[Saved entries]
:::
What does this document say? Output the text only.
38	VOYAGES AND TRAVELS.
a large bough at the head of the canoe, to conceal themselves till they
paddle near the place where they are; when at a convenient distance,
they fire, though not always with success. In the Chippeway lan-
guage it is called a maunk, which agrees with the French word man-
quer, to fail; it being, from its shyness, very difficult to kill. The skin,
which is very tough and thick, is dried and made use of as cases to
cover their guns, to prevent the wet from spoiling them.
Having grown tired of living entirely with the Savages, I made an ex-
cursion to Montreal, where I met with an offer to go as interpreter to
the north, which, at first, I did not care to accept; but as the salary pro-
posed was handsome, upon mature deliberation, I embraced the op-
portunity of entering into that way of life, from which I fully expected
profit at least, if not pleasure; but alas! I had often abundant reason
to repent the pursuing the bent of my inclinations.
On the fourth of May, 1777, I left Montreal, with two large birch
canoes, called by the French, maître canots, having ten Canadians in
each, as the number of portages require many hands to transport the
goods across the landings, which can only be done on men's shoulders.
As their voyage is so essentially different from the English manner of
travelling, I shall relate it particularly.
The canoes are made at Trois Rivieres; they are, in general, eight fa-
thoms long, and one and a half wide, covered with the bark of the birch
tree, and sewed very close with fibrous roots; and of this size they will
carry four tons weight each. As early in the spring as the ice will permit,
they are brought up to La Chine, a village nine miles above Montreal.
:::
◆ What this task involves ◆
Copy every line of the listing that includes the string "French".

◆ The completed task ◆
guage it is called a maunk, which agrees with the French word man-
canoes, called by the French, maître canots, having ten Canadians in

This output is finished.